• STATED TASK:
Copy all lines holding the word "карты" from the entries.

• THE INPUT:
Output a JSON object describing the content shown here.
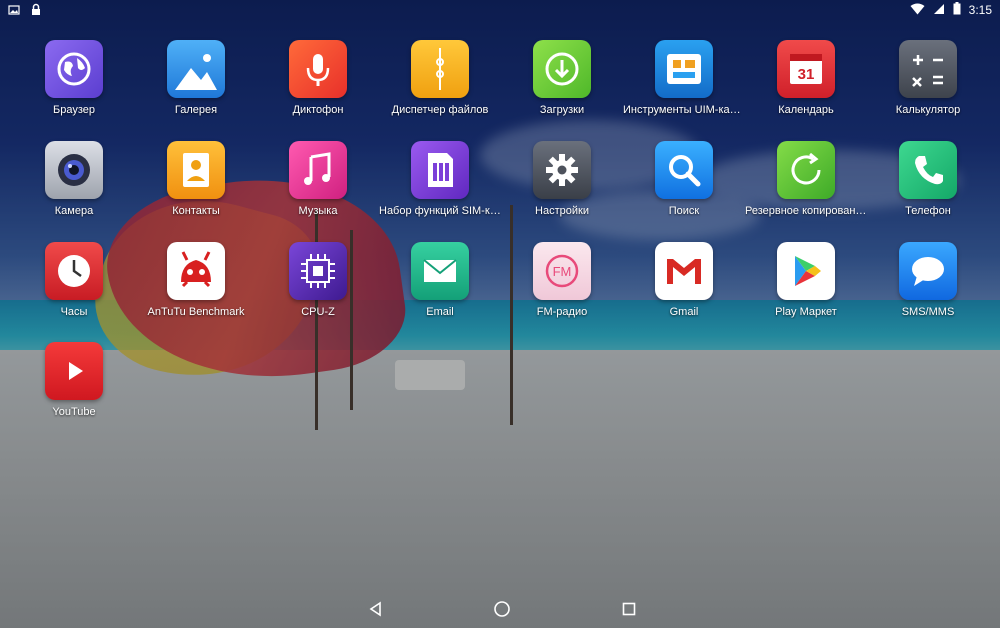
{
  "status_bar": {
    "time": "3:15",
    "left_icons": [
      "image-notification-icon",
      "lock-icon"
    ],
    "right_icons": [
      "wifi-icon",
      "signal-icon",
      "battery-icon"
    ]
  },
  "apps": [
    {
      "label": "Браузер",
      "icon": "globe-icon",
      "color": "#6b4fd6"
    },
    {
      "label": "Галерея",
      "icon": "gallery-icon",
      "color": "#2f8fe8"
    },
    {
      "label": "Диктофон",
      "icon": "microphone-icon",
      "color": "#f04a2a"
    },
    {
      "label": "Диспетчер файлов",
      "icon": "folder-icon",
      "color": "#f2b21a"
    },
    {
      "label": "Загрузки",
      "icon": "download-icon",
      "color": "#6fc833"
    },
    {
      "label": "Инструменты UIM-карты",
      "icon": "sim-tools-icon",
      "color": "#1d88e0"
    },
    {
      "label": "Календарь",
      "icon": "calendar-icon",
      "color": "#e8333a"
    },
    {
      "label": "Калькулятор",
      "icon": "calculator-icon",
      "color": "#555a66"
    },
    {
      "label": "Камера",
      "icon": "camera-icon",
      "color": "#b8bcc6"
    },
    {
      "label": "Контакты",
      "icon": "contacts-icon",
      "color": "#f5a91c"
    },
    {
      "label": "Музыка",
      "icon": "music-icon",
      "color": "#e8389a"
    },
    {
      "label": "Набор функций SIM-карты",
      "icon": "sim-toolkit-icon",
      "color": "#7b3fd8"
    },
    {
      "label": "Настройки",
      "icon": "gear-icon",
      "color": "#4d525c"
    },
    {
      "label": "Поиск",
      "icon": "search-icon",
      "color": "#1e8ff0"
    },
    {
      "label": "Резервное копирование...",
      "icon": "backup-icon",
      "color": "#5fc43a"
    },
    {
      "label": "Телефон",
      "icon": "phone-icon",
      "color": "#22c07a"
    },
    {
      "label": "Часы",
      "icon": "clock-icon",
      "color": "#e8333a"
    },
    {
      "label": "AnTuTu Benchmark",
      "icon": "antutu-icon",
      "color": "#ffffff"
    },
    {
      "label": "CPU-Z",
      "icon": "cpu-icon",
      "color": "#5a2cb0"
    },
    {
      "label": "Email",
      "icon": "email-icon",
      "color": "#24b58a"
    },
    {
      "label": "FM-радио",
      "icon": "fm-radio-icon",
      "color": "#f7dce6"
    },
    {
      "label": "Gmail",
      "icon": "gmail-icon",
      "color": "#ffffff"
    },
    {
      "label": "Play Маркет",
      "icon": "play-store-icon",
      "color": "#ffffff"
    },
    {
      "label": "SMS/MMS",
      "icon": "messages-icon",
      "color": "#1e86ee"
    },
    {
      "label": "YouTube",
      "icon": "youtube-icon",
      "color": "#e8222a"
    }
  ],
  "nav_bar": {
    "buttons": [
      "back-icon",
      "home-icon",
      "recents-icon"
    ]
  }
}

• WORKED SOLUTION:
      "label": "Инструменты UIM-карты",
      "label": "Набор функций SIM-карты",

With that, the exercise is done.